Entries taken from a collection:
>> Begin

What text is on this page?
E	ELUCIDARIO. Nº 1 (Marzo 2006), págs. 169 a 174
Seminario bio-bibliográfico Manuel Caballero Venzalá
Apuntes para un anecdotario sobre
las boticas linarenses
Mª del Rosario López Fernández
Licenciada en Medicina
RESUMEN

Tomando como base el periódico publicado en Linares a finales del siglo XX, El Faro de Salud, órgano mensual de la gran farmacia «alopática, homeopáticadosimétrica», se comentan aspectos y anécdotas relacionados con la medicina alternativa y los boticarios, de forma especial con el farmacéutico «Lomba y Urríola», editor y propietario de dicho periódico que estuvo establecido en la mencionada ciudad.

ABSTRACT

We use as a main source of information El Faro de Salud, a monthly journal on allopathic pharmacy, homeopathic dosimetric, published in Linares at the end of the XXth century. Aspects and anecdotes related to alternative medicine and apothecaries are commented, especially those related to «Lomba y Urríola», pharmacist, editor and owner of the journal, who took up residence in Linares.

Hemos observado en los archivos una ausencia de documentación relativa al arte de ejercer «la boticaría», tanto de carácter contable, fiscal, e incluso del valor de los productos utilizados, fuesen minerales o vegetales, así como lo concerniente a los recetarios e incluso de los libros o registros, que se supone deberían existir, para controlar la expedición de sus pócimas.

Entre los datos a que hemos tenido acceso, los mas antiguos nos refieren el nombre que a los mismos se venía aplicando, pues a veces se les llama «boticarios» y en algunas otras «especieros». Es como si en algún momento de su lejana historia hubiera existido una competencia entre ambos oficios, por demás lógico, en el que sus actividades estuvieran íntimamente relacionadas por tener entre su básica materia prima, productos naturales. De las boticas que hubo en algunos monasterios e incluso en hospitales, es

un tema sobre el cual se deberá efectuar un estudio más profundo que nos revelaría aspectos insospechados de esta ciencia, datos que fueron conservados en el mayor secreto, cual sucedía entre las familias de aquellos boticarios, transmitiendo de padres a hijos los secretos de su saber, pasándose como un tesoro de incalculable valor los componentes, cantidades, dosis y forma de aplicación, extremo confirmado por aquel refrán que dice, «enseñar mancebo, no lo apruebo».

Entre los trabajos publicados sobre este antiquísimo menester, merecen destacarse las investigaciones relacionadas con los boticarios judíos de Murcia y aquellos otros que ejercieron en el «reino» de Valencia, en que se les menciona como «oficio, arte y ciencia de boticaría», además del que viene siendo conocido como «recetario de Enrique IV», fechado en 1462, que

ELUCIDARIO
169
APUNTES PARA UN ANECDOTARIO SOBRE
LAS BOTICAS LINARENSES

>> End

* **Exercise description**: Reproduce all of the material above word for word.

* **Answer for this exercise**:
What text is on this page?
E	ELUCIDARIO. Nº 1 (Marzo 2006), págs. 169 a 174
Seminario bio-bibliográfico Manuel Caballero Venzalá
Apuntes para un anecdotario sobre
las boticas linarenses
Mª del Rosario López Fernández
Licenciada en Medicina
RESUMEN

Tomando como base el periódico publicado en Linares a finales del siglo XX, El Faro de Salud, órgano mensual de la gran farmacia «alopática, homeopáticadosimétrica», se comentan aspectos y anécdotas relacionados con la medicina alternativa y los boticarios, de forma especial con el farmacéutico «Lomba y Urríola», editor y propietario de dicho periódico que estuvo establecido en la mencionada ciudad.

ABSTRACT

We use as a main source of information El Faro de Salud, a monthly journal on allopathic pharmacy, homeopathic dosimetric, published in Linares at the end of the XXth century. Aspects and anecdotes related to alternative medicine and apothecaries are commented, especially those related to «Lomba y Urríola», pharmacist, editor and owner of the journal, who took up residence in Linares.

Hemos observado en los archivos una ausencia de documentación relativa al arte de ejercer «la boticaría», tanto de carácter contable, fiscal, e incluso del valor de los productos utilizados, fuesen minerales o vegetales, así como lo concerniente a los recetarios e incluso de los libros o registros, que se supone deberían existir, para controlar la expedición de sus pócimas.

Entre los datos a que hemos tenido acceso, los mas antiguos nos refieren el nombre que a los mismos se venía aplicando, pues a veces se les llama «boticarios» y en algunas otras «especieros». Es como si en algún momento de su lejana historia hubiera existido una competencia entre ambos oficios, por demás lógico, en el que sus actividades estuvieran íntimamente relacionadas por tener entre su básica materia prima, productos naturales. De las boticas que hubo en algunos monasterios e incluso en hospitales, es

un tema sobre el cual se deberá efectuar un estudio más profundo que nos revelaría aspectos insospechados de esta ciencia, datos que fueron conservados en el mayor secreto, cual sucedía entre las familias de aquellos boticarios, transmitiendo de padres a hijos los secretos de su saber, pasándose como un tesoro de incalculable valor los componentes, cantidades, dosis y forma de aplicación, extremo confirmado por aquel refrán que dice, «enseñar mancebo, no lo apruebo».

Entre los trabajos publicados sobre este antiquísimo menester, merecen destacarse las investigaciones relacionadas con los boticarios judíos de Murcia y aquellos otros que ejercieron en el «reino» de Valencia, en que se les menciona como «oficio, arte y ciencia de boticaría», además del que viene siendo conocido como «recetario de Enrique IV», fechado en 1462, que

ELUCIDARIO
169
APUNTES PARA UN ANECDOTARIO SOBRE
LAS BOTICAS LINARENSES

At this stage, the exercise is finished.